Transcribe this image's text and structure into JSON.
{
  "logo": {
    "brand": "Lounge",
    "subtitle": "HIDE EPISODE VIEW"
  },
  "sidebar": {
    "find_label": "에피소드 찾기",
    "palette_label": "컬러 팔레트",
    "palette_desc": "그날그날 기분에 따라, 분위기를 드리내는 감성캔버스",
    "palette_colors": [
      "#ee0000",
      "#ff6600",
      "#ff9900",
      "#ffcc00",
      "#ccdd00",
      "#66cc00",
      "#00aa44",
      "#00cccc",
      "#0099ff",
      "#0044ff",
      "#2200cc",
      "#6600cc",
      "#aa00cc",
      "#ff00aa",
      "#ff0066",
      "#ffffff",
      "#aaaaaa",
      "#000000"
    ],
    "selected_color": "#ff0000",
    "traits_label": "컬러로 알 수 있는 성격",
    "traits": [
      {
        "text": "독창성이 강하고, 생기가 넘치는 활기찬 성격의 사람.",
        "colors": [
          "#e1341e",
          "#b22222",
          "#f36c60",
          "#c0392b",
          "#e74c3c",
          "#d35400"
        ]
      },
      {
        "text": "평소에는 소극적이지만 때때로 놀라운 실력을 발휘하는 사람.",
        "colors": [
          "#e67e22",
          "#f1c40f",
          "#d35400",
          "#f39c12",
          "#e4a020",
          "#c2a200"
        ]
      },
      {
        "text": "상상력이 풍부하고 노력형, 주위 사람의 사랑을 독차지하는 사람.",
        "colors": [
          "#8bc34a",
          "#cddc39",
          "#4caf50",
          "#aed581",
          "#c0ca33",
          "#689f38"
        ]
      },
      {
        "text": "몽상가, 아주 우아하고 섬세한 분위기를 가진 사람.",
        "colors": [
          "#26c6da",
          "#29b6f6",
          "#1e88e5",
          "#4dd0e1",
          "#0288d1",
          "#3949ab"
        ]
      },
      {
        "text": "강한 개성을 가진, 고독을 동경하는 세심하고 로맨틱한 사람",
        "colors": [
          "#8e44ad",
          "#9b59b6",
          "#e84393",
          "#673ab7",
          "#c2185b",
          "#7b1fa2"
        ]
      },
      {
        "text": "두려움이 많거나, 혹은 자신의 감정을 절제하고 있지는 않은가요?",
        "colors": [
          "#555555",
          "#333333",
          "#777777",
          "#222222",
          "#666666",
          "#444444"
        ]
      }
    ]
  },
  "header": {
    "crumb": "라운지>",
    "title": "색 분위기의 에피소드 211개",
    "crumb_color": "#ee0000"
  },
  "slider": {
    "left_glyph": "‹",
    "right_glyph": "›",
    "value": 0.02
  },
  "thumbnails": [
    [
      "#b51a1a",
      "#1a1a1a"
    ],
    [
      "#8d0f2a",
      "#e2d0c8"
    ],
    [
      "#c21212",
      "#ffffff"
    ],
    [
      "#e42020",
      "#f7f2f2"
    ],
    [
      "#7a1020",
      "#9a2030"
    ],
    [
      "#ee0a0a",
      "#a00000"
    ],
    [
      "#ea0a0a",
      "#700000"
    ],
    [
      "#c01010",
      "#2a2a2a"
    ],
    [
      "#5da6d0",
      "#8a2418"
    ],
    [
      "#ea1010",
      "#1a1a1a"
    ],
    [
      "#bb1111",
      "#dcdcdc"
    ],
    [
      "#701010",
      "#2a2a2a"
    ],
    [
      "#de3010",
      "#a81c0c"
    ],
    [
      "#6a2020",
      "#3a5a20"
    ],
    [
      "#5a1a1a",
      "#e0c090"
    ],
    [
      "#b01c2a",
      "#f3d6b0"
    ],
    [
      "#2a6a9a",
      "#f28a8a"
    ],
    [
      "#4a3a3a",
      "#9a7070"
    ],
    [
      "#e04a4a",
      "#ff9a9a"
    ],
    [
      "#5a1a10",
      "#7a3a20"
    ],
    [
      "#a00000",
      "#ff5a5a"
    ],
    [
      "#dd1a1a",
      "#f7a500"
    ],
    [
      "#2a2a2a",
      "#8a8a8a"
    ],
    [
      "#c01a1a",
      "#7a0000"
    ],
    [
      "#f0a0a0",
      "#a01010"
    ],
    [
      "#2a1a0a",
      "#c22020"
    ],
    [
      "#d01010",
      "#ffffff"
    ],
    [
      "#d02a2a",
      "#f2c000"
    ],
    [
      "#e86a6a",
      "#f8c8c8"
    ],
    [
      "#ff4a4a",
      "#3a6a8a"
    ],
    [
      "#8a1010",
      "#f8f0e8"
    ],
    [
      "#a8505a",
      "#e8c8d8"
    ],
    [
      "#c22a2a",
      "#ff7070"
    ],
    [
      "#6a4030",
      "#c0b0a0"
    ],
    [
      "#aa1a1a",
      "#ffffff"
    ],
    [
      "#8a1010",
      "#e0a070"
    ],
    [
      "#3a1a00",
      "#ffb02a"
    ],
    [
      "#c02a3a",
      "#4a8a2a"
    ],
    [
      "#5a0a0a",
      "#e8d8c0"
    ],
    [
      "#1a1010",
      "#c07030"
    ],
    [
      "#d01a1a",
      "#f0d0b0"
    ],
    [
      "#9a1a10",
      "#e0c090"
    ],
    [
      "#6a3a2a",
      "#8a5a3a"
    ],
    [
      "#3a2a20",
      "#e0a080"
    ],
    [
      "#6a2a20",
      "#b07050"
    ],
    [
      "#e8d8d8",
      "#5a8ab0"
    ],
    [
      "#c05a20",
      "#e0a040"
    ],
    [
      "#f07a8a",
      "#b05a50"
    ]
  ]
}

•••••

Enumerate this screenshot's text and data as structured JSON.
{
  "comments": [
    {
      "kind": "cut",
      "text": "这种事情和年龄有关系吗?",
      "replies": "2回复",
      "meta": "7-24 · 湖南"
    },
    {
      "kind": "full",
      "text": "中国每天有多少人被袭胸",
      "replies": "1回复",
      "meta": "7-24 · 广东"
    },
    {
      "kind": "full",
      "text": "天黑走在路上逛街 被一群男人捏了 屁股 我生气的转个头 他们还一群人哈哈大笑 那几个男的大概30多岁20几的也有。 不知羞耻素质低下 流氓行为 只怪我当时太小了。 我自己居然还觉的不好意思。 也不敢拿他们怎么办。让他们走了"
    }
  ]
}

•••••

▶ [Your goal]: Pick out each line above that includes "this" and show it.

▶ [Exercise output]:
Transcribe this image's text and structure into JSON.
Enumerate this screenshot's text and data as structured JSON.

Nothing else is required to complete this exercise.